Do this >> Every line that includes the word "JSON" is to be listed.

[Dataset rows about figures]
--- begin ---
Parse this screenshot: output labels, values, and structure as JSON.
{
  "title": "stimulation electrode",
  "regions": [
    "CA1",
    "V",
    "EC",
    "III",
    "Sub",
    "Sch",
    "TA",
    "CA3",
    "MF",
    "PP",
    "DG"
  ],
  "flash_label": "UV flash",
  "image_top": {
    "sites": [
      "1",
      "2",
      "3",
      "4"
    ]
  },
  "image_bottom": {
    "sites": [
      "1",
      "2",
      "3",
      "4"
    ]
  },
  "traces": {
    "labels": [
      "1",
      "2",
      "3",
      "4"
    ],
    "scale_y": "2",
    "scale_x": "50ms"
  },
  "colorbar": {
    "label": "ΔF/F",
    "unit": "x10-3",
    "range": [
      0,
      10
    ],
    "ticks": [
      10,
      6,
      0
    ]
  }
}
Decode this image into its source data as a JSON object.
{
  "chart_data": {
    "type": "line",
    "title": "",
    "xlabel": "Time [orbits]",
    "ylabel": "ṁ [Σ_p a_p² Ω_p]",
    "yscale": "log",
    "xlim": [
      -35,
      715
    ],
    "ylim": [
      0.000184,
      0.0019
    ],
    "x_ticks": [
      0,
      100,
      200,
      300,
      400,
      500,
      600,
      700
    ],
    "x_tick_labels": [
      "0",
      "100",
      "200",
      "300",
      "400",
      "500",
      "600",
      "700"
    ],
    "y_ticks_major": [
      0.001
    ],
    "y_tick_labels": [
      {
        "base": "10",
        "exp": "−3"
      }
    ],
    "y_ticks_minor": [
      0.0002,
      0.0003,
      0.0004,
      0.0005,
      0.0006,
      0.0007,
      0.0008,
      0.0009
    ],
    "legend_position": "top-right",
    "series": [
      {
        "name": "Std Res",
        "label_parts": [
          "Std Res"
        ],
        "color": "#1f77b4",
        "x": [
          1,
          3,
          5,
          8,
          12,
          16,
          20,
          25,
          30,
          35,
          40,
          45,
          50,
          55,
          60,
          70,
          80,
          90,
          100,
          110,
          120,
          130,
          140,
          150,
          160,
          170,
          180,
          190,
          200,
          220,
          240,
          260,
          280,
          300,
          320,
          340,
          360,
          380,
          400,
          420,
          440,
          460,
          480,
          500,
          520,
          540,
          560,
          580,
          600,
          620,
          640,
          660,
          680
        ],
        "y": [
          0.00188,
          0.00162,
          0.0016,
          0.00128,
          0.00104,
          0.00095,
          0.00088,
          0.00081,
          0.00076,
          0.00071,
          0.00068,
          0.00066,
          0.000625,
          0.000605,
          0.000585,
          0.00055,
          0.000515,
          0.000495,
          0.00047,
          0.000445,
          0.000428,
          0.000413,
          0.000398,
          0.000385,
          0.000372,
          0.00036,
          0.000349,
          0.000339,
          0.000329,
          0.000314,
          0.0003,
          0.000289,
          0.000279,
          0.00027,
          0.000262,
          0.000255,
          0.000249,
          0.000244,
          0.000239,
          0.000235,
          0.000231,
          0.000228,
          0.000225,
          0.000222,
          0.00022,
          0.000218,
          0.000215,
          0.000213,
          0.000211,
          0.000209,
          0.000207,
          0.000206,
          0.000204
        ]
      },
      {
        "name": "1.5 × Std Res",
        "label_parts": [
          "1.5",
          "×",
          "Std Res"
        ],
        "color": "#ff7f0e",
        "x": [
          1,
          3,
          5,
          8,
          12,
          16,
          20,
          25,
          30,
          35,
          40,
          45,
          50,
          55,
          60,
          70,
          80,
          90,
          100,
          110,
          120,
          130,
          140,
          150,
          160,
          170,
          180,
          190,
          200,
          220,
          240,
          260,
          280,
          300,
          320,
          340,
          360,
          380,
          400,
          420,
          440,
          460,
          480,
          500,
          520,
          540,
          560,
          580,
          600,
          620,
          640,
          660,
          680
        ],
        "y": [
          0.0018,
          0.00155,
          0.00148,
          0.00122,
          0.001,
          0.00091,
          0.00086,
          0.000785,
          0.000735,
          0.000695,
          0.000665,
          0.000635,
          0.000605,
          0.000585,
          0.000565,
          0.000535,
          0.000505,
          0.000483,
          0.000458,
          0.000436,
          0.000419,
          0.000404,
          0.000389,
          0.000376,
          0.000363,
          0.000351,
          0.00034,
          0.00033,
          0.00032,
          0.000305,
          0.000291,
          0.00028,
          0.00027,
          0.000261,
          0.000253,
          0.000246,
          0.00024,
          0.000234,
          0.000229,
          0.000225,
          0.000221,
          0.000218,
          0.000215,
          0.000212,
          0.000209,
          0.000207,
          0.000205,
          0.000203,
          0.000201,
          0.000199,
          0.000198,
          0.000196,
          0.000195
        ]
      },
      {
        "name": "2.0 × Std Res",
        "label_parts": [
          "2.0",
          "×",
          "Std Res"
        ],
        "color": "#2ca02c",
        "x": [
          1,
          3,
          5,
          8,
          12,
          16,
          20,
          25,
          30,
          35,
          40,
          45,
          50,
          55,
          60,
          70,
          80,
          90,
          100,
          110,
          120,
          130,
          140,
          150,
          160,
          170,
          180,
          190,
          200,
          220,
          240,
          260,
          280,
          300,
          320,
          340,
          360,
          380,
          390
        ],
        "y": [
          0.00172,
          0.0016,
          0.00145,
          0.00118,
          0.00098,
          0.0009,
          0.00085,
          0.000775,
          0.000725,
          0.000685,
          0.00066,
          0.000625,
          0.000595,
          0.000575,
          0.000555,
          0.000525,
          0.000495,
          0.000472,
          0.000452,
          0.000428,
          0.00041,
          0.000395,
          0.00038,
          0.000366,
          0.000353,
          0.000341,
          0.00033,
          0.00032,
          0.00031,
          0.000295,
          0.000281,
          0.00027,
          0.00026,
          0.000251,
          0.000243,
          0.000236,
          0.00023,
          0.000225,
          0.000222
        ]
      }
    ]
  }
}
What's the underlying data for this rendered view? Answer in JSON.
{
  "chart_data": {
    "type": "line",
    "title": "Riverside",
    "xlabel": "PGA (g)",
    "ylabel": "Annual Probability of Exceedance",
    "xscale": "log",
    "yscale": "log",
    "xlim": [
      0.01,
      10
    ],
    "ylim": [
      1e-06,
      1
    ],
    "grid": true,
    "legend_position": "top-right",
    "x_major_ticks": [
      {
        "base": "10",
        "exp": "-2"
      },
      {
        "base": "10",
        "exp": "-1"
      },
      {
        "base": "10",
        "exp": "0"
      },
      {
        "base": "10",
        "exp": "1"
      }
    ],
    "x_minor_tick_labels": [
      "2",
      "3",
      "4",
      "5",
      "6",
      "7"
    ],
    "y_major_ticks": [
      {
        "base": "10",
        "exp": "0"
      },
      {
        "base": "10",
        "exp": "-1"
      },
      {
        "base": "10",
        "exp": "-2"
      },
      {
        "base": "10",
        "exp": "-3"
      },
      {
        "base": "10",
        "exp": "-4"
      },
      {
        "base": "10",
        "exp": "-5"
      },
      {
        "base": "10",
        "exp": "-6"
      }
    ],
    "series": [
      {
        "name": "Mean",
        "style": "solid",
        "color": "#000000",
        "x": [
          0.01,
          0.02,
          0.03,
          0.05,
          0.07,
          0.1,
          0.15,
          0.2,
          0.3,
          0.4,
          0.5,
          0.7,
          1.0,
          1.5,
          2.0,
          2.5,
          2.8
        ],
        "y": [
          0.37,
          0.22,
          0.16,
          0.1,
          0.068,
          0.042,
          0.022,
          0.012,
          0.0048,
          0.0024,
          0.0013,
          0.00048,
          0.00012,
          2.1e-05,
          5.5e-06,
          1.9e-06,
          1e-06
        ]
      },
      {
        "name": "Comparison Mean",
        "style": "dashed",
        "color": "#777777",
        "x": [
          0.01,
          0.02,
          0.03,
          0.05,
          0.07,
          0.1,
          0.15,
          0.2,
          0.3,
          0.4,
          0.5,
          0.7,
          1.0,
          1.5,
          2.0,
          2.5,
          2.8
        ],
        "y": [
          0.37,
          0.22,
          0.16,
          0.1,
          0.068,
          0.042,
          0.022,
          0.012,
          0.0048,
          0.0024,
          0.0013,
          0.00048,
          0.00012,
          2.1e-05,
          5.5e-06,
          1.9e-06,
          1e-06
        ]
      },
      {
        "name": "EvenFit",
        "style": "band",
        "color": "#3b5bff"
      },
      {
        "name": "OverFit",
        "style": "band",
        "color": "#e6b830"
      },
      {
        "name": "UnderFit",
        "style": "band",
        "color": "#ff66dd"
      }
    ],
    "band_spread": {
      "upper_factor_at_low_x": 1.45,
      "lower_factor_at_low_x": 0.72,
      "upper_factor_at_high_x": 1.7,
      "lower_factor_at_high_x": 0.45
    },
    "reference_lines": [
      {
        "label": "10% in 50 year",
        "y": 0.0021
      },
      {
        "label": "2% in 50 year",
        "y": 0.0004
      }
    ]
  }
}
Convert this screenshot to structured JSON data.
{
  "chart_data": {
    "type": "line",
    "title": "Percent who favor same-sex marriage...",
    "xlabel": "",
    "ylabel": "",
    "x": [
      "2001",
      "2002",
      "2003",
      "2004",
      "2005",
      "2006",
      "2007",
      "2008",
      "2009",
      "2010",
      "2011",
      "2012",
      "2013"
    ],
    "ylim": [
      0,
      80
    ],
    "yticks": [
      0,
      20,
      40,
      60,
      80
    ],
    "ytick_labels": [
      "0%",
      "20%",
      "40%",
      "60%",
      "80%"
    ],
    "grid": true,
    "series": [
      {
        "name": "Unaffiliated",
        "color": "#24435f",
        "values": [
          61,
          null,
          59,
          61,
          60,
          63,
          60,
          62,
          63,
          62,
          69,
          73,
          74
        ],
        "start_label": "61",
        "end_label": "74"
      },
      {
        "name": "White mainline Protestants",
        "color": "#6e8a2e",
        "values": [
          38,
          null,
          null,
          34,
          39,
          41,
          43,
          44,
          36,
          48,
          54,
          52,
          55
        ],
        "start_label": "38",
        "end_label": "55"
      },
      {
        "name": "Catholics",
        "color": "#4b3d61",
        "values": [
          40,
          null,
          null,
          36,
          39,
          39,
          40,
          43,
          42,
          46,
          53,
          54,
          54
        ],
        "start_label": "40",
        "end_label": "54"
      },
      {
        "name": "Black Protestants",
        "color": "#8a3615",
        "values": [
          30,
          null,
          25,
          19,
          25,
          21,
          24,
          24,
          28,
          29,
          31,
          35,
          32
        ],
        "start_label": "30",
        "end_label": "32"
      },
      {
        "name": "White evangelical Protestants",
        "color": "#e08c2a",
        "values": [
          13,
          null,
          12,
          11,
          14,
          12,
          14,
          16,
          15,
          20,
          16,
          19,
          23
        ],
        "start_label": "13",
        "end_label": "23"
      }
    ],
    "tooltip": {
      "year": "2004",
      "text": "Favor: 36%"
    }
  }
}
--- end ---
Expected answer >>
Parse this screenshot: output labels, values, and structure as JSON.
Decode this image into its source data as a JSON object.
What's the underlying data for this rendered view? Answer in JSON.
Convert this screenshot to structured JSON data.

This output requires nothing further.